▶ **TASK TO CARRY OUT**: Copy each line of the data below exactly, leaving out pictures.
+---+
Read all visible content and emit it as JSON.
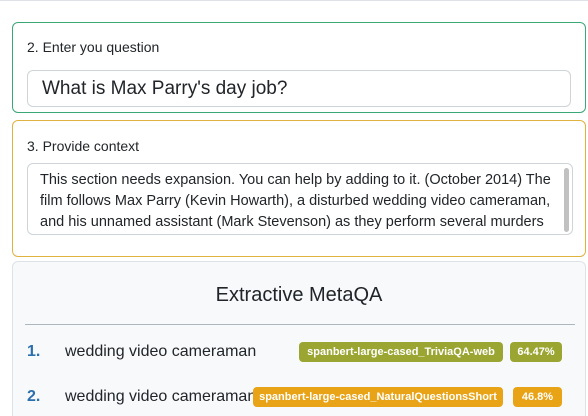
{
  "question_section": {
    "label": "2. Enter you question",
    "value": "What is Max Parry's day job?"
  },
  "context_section": {
    "label": "3. Provide context",
    "value": "This section needs expansion. You can help by adding to it. (October 2014) The film follows Max Parry (Kevin Howarth), a disturbed wedding video cameraman, and his unnamed assistant (Mark Stevenson) as they perform several murders ..."
  },
  "results": {
    "title": "Extractive MetaQA",
    "items": [
      {
        "rank": "1.",
        "answer": "wedding video cameraman",
        "model": "spanbert-large-cased_TriviaQA-web",
        "score": "64.47%",
        "color": "#9aa532"
      },
      {
        "rank": "2.",
        "answer": "wedding video cameraman",
        "model": "spanbert-large-cased_NaturalQuestionsShort",
        "score": "46.8%",
        "color": "#e8a316"
      }
    ]
  }
}
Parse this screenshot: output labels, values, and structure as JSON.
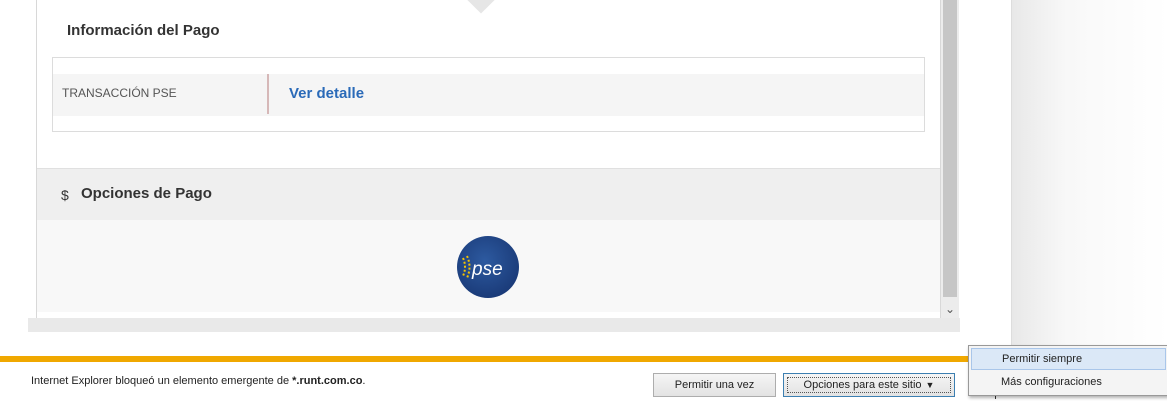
{
  "payment_info": {
    "title": "Información del Pago",
    "row_label": "TRANSACCIÓN PSE",
    "row_link": "Ver detalle"
  },
  "payment_options": {
    "dollar": "$",
    "title": "Opciones de Pago",
    "logo_text": "pse"
  },
  "notification_bar": {
    "message_prefix": "Internet Explorer bloqueó un elemento emergente de ",
    "message_site": "*.runt.com.co",
    "message_suffix": ".",
    "allow_once": "Permitir una vez",
    "site_options": "Opciones para este sitio",
    "caret": "▼"
  },
  "site_options_menu": {
    "items": [
      "Permitir siempre",
      "Más configuraciones"
    ]
  },
  "colors": {
    "link": "#2a6ab8",
    "notification_stripe": "#f0a800",
    "pse_blue": "#1f4a8c"
  }
}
+---+
▶ **SOLVED EXERCISE**:
Read all visible content and emit it as JSON.
{
  "question_section": {
    "label": "2. Enter you question",
    "value": "What is Max Parry's day job?"
  },
  "context_section": {
    "label": "3. Provide context",
    "value": "This section needs expansion. You can help by adding to it. (October 2014) The film follows Max Parry (Kevin Howarth), a disturbed wedding video cameraman, and his unnamed assistant (Mark Stevenson) as they perform several murders ..."
  },
  "results": {
    "title": "Extractive MetaQA",
    "items": [
      {
        "rank": "1.",
        "answer": "wedding video cameraman",
        "model": "spanbert-large-cased_TriviaQA-web",
        "score": "64.47%",
        "color": "#9aa532"
      },
      {
        "rank": "2.",
        "answer": "wedding video cameraman",
        "model": "spanbert-large-cased_NaturalQuestionsShort",
        "score": "46.8%",
        "color": "#e8a316"
      }
    ]
  }
}
Parse this screenshot: output labels, values, and structure as JSON.
{
  "payment_info": {
    "title": "Información del Pago",
    "row_label": "TRANSACCIÓN PSE",
    "row_link": "Ver detalle"
  },
  "payment_options": {
    "dollar": "$",
    "title": "Opciones de Pago",
    "logo_text": "pse"
  },
  "notification_bar": {
    "message_prefix": "Internet Explorer bloqueó un elemento emergente de ",
    "message_site": "*.runt.com.co",
    "message_suffix": ".",
    "allow_once": "Permitir una vez",
    "site_options": "Opciones para este sitio",
    "caret": "▼"
  },
  "site_options_menu": {
    "items": [
      "Permitir siempre",
      "Más configuraciones"
    ]
  },
  "colors": {
    "link": "#2a6ab8",
    "notification_stripe": "#f0a800",
    "pse_blue": "#1f4a8c"
  }
}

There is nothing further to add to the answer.